TEXT EXCERPT ->
Trends and Best Practices in Alumni Associations

January 2015

Trends and Best Practices in Alumni Associations

1. Alumni organizations are focusing their efforts on market-related activities that have greatest impact, increasingly relying on market information and data to segment programs and create value-centric relationships with their alumni. The result is a shift toward lifetime relationships through a lifecycle model of programs and services. Associations are asking the strategic questions – Where is our greatest value? What should be our priorities? What do we “stop doing? How do we increase our relevance to our alumni and to the university?

2. Alumni engagement through lifecycle interests focuses on a continuum of involvement with the university, beginning as soon as a student enrolls (if not before) and extending through life, with programs provided for all age groups, in local clubs and top-tier regions. Through market research, other feedback from alumni, and ROI analysis, associations are making selected program investments for each life stage. Studies show that nurturing this bond, starting with young alumni, leads to consistent and increased philanthropic support over time. Technology is a prime facilitator.

3. As alumni seek meaningful relationships with their universities, alumni organizations are positioning themselves as “portals” between alumni and alma mater, through programming and communications. As an entry point for alumni into the university, the association’s website typically provides news and information about the university, multiple options for engaging alumni with each other (including social media), access to affinity programs and activities that interest alumni throughout their careers and lives, events on campus and regionally, career services, connections to state legislatures for advocacy work, and ways to give back to the university through involvement and donations. Best practices coordinate the association’s website with the institution’s brand and an “enabler” of services to alumni and their ongoing connection to the institution.

4. Information and data management and analytics are becoming critical success factors for alumni associations as they segment programs and become more market-focused. Shifts to centralized systems that provide key core services and outcomes reduce costs, improve efficiencies, and facilitate high-value alumni programming and communications.

5. Alumni surveyed nationally consistently report that the reputation of alma mater and the increasing equity of their diplomas are key motivators for connectivity. They seek to connect through career, social, and business networking provided by alumni associations. They are interested in learning more about their institution’s academic strengths, how it educates graduates for careers, exciting developments in student-faculty collaborations and research, and opportunities to be exposed to new things and be prepared for a complex and changing world.

SUPPLIED RECORDS ->
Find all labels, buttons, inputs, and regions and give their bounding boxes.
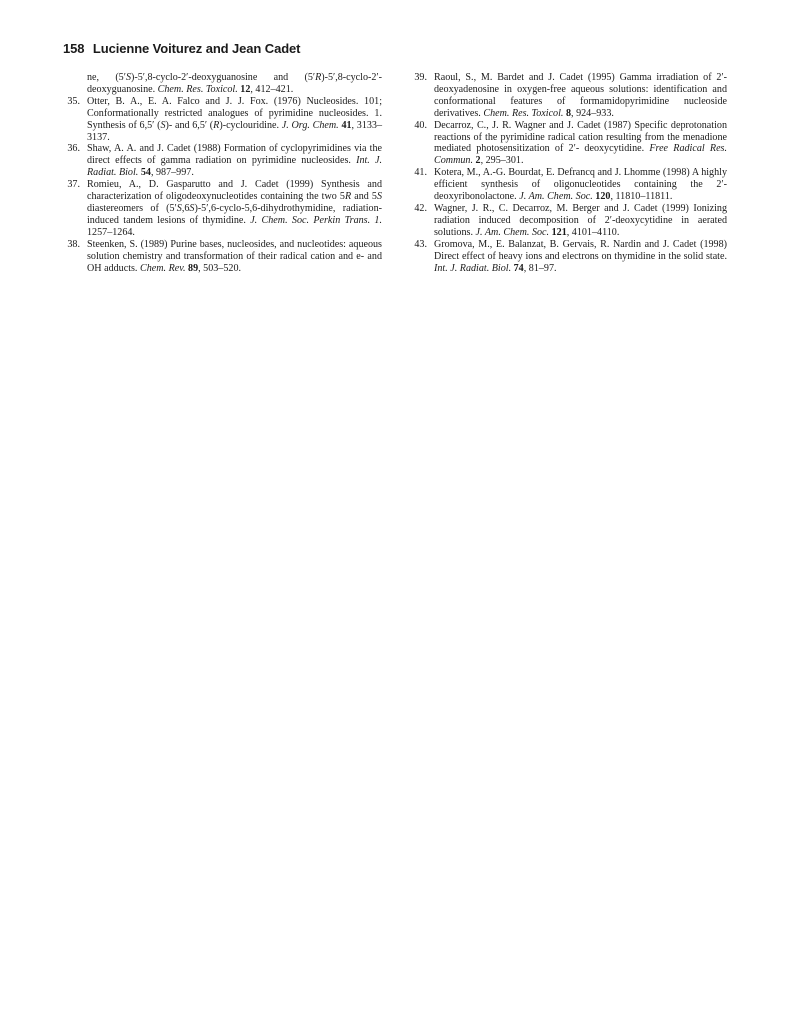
reference-italic-text: Int. J. Radiat. Biol. (434, 262, 512, 274)
reference-italic-text: R (213, 119, 220, 131)
reference-text (434, 203, 727, 239)
reference-italic-text: Chem. Res. Toxicol. (157, 83, 238, 95)
reference-text-segment: Raoul, S., M. Bardet and J. Cadet (1995) Gamma irradiation of 2′-deoxyadenosine in oxygen-free aqueous solutions: identification and conformational features of formamidopyrimidine nucleoside derivatives. (434, 72, 727, 119)
page-number: 158 (63, 41, 85, 56)
reference-volume: 74 (513, 262, 524, 274)
reference-number: 40. (414, 119, 427, 131)
reference-text-segment: )-5′,8-cyclo-2′-deoxyguanosine. (87, 72, 382, 95)
reference-entry (409, 203, 727, 239)
reference-volume: 89 (188, 262, 199, 274)
reference-italic-text: S (176, 202, 182, 214)
reference-text-segment: )-cyclouridine. (219, 119, 282, 131)
reference-text-segment: Kotera, M., A.-G. Bourdat, E. Defrancq and J. Lhomme (1998) A highly efficient synthesis of oligonucleotides containing the 2′-deoxyribonolactone. (434, 167, 727, 203)
reference-text-segment: Wagner, J. R., C. Decarroz, M. Berger and J. Cadet (1999) Ionizing radiation induced decomposition of 2′-deoxycytidine in aerated solutions. (434, 202, 727, 238)
reference-volume: 2 (475, 155, 481, 167)
reference-text (434, 72, 727, 120)
reference-volume: 121 (551, 226, 567, 238)
reference-text (87, 239, 382, 275)
reference-entry (62, 72, 382, 96)
reference-italic-text: S (376, 191, 382, 203)
reference-text (87, 179, 382, 239)
reference-text-segment: , 412–421. (250, 83, 294, 95)
reference-text-segment: Steenken, S. (1989) Purine bases, nucleosides, and nucleotides: aqueous solution chemistry and transformation of their radical cation and e- and OH adducts. (87, 238, 382, 274)
reference-italic-text: J. Org. Chem. (281, 119, 339, 131)
references-left-column (62, 72, 382, 274)
reference-entry (62, 239, 382, 275)
reference-volume: 12 (240, 83, 251, 95)
reference-text-segment: , 81–97. (523, 262, 557, 274)
reference-text-segment: )-5′,6-cyclo-5,6-dihydrothymidine, radiation-induced tandem lesions of thymidine. (87, 202, 382, 226)
reference-italic-text: J. Am. Chem. Soc. (475, 226, 550, 238)
reference-number: 38. (67, 238, 80, 250)
reference-text-segment: 1257–1264. (87, 226, 135, 238)
reference-entry (409, 239, 727, 275)
reference-text (87, 143, 382, 179)
reference-italic-text: Chem. Rev. (139, 262, 186, 274)
reference-entry (62, 96, 382, 144)
reference-text-segment: ,6 (181, 202, 190, 214)
reference-italic-text: Chem. Res. Toxicol. (483, 107, 564, 119)
reference-entry (409, 72, 727, 120)
references-right-column (409, 72, 727, 274)
reference-number: 41. (414, 167, 427, 179)
reference-text-segment: Shaw, A. A. and J. Cadet (1988) Formation of cyclopyrimidines via the direct effects of gamma radiation on pyrimidine nucleosides. (87, 143, 382, 167)
reference-text-segment: , 503–520. (198, 262, 242, 274)
reference-text-segment: and 5 (351, 191, 377, 203)
reference-italic-text: Int. J. Radiat. Biol. (87, 155, 383, 179)
reference-text-segment: )- and 6,5′ ( (165, 119, 214, 131)
reference-italic-text: S (189, 202, 195, 214)
reference-volume: 41 (341, 119, 352, 131)
reference-volume: 8 (565, 107, 572, 119)
reference-text-segment: , 924–933. (571, 107, 614, 119)
reference-text-segment: ne, (5′ (87, 72, 126, 83)
reference-text-segment: , 11810–11811. (610, 191, 673, 203)
reference-italic-text: S (125, 72, 131, 83)
reference-entry (409, 167, 727, 203)
reference-italic-text: Free Radical Res. Commun. (434, 143, 728, 167)
reference-number: 39. (414, 72, 427, 83)
reference-italic-text: J. Am. Chem. Soc. (519, 191, 593, 203)
reference-text-segment: Romieu, A., D. Gasparutto and J. Cadet (1999) Synthesis and characterization of oligodeoxynucleotides containing the two 5 (87, 179, 382, 203)
reference-number: 35. (67, 95, 80, 107)
reference-text-segment: )-5′,8-cyclo-2′-deoxyguanosine and (5′ (131, 72, 316, 83)
reference-italic-text: R (344, 191, 352, 203)
reference-text-segment: , 3133–3137. (87, 119, 383, 143)
reference-text-segment: Decarroz, C., J. R. Wagner and J. Cadet (1987) Specific deprotonation reactions of the pyrimidine radical cation resulting from the menadione mediated photosensitization of 2′- deoxycytidine. (434, 119, 727, 155)
reference-italic-text: R (315, 72, 322, 83)
running-head (63, 41, 300, 56)
reference-text (87, 96, 382, 144)
reference-number: 37. (67, 179, 80, 191)
reference-volume: 54 (140, 167, 151, 179)
reference-number: 43. (414, 238, 427, 250)
reference-text-segment: Gromova, M., E. Balanzat, B. Gervais, R. Nardin and J. Cadet (1998) Direct effect of heavy ions and electrons on thymidine in the solid state. (434, 238, 727, 262)
reference-text-segment: , 987–997. (150, 167, 194, 179)
reference-text-segment: Otter, B. A., E. A. Falco and J. J. Fox. (1976) Nucleosides. 101; Conformationally restricted analogues of pyrimidine nucleosides. 1. Synthesis of 6,5′ ( (87, 95, 382, 131)
reference-text (434, 120, 727, 168)
reference-volume: 120 (595, 191, 611, 203)
reference-entry (62, 143, 382, 179)
reference-text-segment: , 295–301. (480, 155, 524, 167)
reference-entry (409, 120, 727, 168)
reference-text (434, 239, 727, 275)
reference-text-segment: diastereomers of (5′ (87, 202, 177, 214)
reference-italic-text: S (160, 119, 166, 131)
reference-italic-text: J. Chem. Soc. Perkin Trans. 1. (250, 214, 383, 226)
reference-number: 36. (67, 143, 80, 155)
reference-text (87, 72, 382, 96)
running-head-authors: Lucienne Voiturez and Jean Cadet (92, 41, 301, 56)
reference-entry (62, 179, 382, 239)
reference-text (434, 167, 727, 203)
reference-number: 42. (414, 202, 427, 214)
reference-text-segment: , 4101–4110. (566, 226, 620, 238)
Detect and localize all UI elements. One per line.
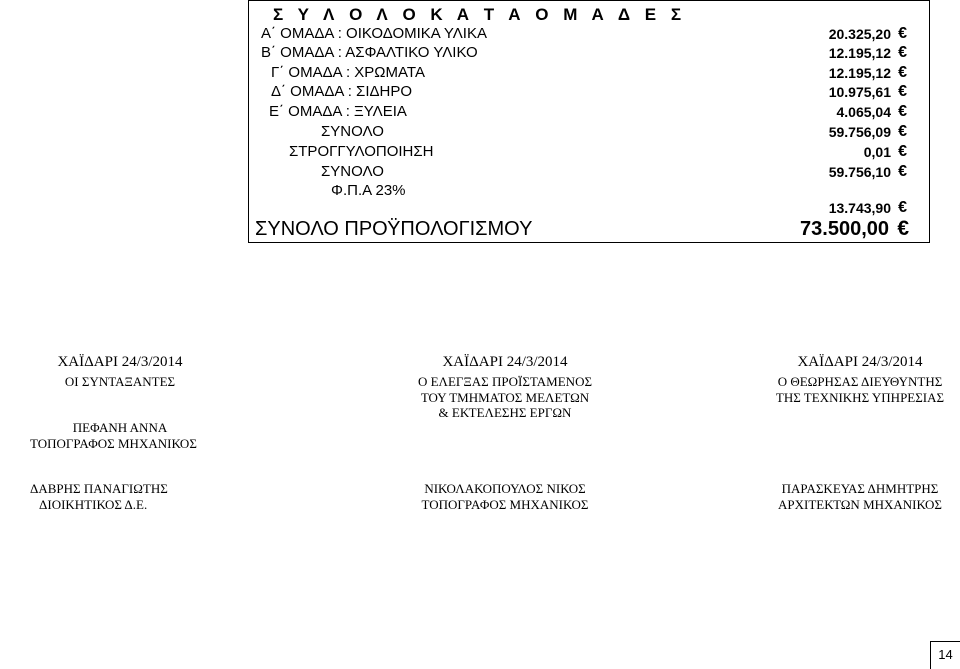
- row-label: Α΄ ΟΜΑΔΑ : ΟΙΚΟΔΟΜΙΚΑ ΥΛΙΚΑ: [261, 25, 487, 42]
- row-label: Β΄ ΟΜΑΔΑ : ΑΣΦΑΛΤΙΚΟ ΥΛΙΚΟ: [261, 44, 478, 61]
- summary-row: [249, 102, 929, 122]
- row-value: 0,01: [863, 144, 891, 160]
- row-value: 13.743,90: [828, 200, 891, 216]
- euro-icon: €: [898, 163, 907, 180]
- row-label: Φ.Π.Α 23%: [331, 182, 406, 199]
- row-value: 4.065,04: [836, 104, 891, 120]
- sig-date: ΧΑΪΔΑΡΙ 24/3/2014: [797, 354, 923, 370]
- summary-row-vat-value: [249, 198, 929, 218]
- summary-row: [249, 24, 929, 44]
- euro-icon: €: [898, 199, 907, 216]
- sig-name: ΝΙΚΟΛΑΚΟΠΟΥΛΟΣ ΝΙΚΟΣ: [424, 481, 586, 496]
- sig-name: ΠΕΦΑΝΗ ΑΝΝΑ: [72, 420, 168, 435]
- row-value: 20.325,20: [828, 26, 891, 42]
- sig-title: ΤΟΠΟΓΡΑΦΟΣ ΜΗΧΑΝΙΚΟΣ: [421, 497, 589, 512]
- row-label: ΣΥΝΟΛΟ: [321, 123, 384, 140]
- summary-row: [249, 142, 929, 162]
- row-label: Γ΄ ΟΜΑΔΑ : ΧΡΩΜΑΤΑ: [271, 64, 425, 81]
- euro-icon: €: [898, 44, 907, 61]
- row-value: 59.756,09: [828, 124, 891, 140]
- sig-date: ΧΑΪΔΑΡΙ 24/3/2014: [57, 354, 183, 370]
- row-value: 59.756,10: [828, 164, 891, 180]
- summary-row: [249, 82, 929, 102]
- sig-date: ΧΑΪΔΑΡΙ 24/3/2014: [442, 354, 568, 370]
- row-label: ΣΤΡΟΓΓΥΛΟΠΟΙΗΣΗ: [289, 143, 434, 160]
- euro-icon: €: [898, 123, 907, 140]
- row-label: Ε΄ ΟΜΑΔΑ : ΞΥΛΕΙΑ: [269, 103, 407, 120]
- summary-title: Σ Υ Λ Ο Λ Ο Κ Α Τ Α Ο Μ Α Δ Ε Σ: [273, 5, 687, 24]
- row-label: Δ΄ ΟΜΑΔΑ : ΣΙΔΗΡΟ: [271, 83, 413, 100]
- row-value: 12.195,12: [828, 45, 891, 61]
- sig-role: & ΕΚΤΕΛΕΣΗΣ ΕΡΓΩΝ: [438, 405, 572, 420]
- euro-icon: €: [898, 143, 907, 160]
- sig-title: ΤΟΠΟΓΡΑΦΟΣ ΜΗΧΑΝΙΚΟΣ: [30, 436, 197, 451]
- page-number: 14: [930, 641, 960, 669]
- summary-row: [249, 162, 929, 182]
- summary-row: [249, 122, 929, 142]
- euro-icon: €: [898, 103, 907, 120]
- grand-total-label: ΣΥΝΟΛΟ ΠΡΟΫΠΟΛΟΓΙΣΜΟΥ: [255, 218, 533, 240]
- grand-total-value: 73.500,00: [800, 218, 889, 240]
- row-value: 10.975,61: [828, 84, 891, 100]
- sig-name: ΠΑΡΑΣΚΕΥΑΣ ΔΗΜΗΤΡΗΣ: [781, 481, 939, 496]
- row-value: 12.195,12: [828, 65, 891, 81]
- sig-name: ΔΑΒΡΗΣ ΠΑΝΑΓΙΩΤΗΣ: [30, 481, 168, 496]
- euro-icon: €: [898, 64, 907, 81]
- sig-role: Ο ΘΕΩΡΗΣΑΣ ΔΙΕΥΘΥΝΤΗΣ: [777, 374, 943, 389]
- row-label: ΣΥΝΟΛΟ: [321, 163, 384, 180]
- sig-role: Ο ΕΛΕΓΞΑΣ ΠΡΟΪΣΤΑΜΕΝΟΣ: [417, 374, 593, 389]
- euro-icon: €: [897, 217, 909, 240]
- summary-row: [249, 43, 929, 63]
- sig-role: ΟΙ ΣΥΝΤΑΞΑΝΤΕΣ: [64, 374, 176, 389]
- sig-title: ΑΡΧΙΤΕΚΤΩΝ ΜΗΧΑΝΙΚΟΣ: [778, 497, 942, 512]
- summary-row: [249, 63, 929, 83]
- summary-table: [248, 0, 930, 243]
- euro-icon: €: [898, 25, 907, 42]
- grand-total-row: [249, 217, 929, 241]
- euro-icon: €: [898, 83, 907, 100]
- sig-role: ΤΗΣ ΤΕΧΝΙΚΗΣ ΥΠΗΡΕΣΙΑΣ: [775, 390, 945, 405]
- sig-title: ΔΙΟΙΚΗΤΙΚΟΣ Δ.Ε.: [39, 497, 148, 512]
- sig-role: ΤΟΥ ΤΜΗΜΑΤΟΣ ΜΕΛΕΤΩΝ: [420, 390, 590, 405]
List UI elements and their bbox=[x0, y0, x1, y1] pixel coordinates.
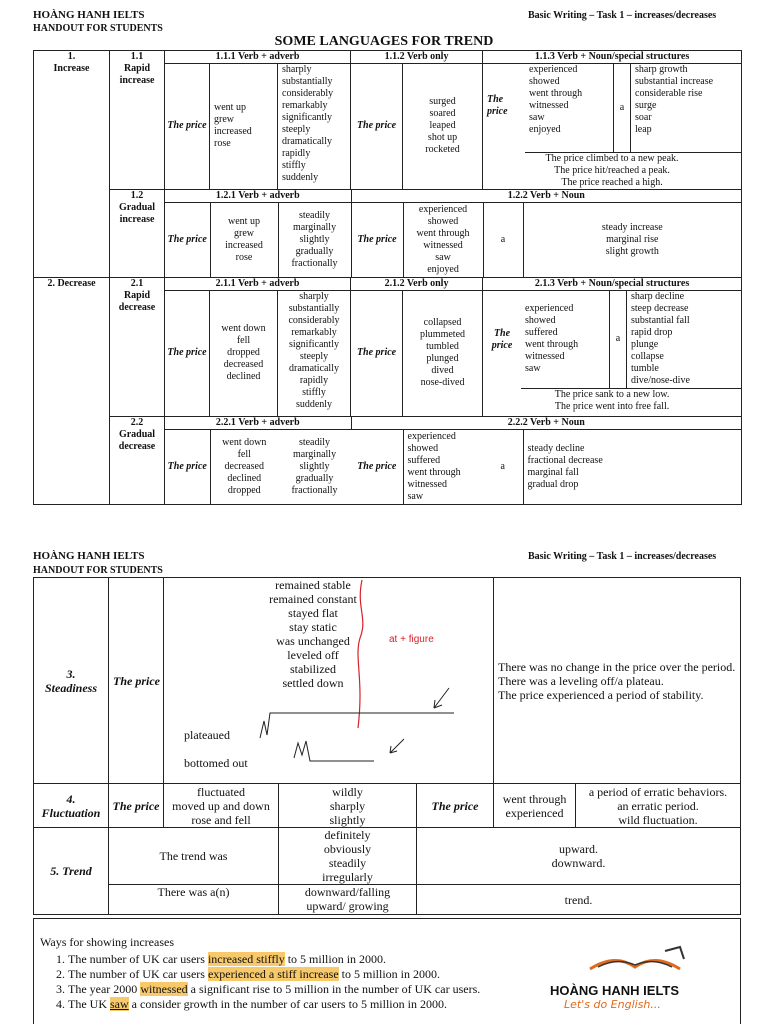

BRIEF -> According to the text on trends and best practices in alumni associations, what does an association's website typically provide? List each item.

RESULT ->
- News and information about the university
- Multiple options for engaging alumni with each other (including social media)
- Access to affinity programs and activities that interest alumni throughout their careers and lives
- Events on campus and regionally
- Career services
- Connections to state legislatures for advocacy work
- Ways to give back to the university through involvement and donations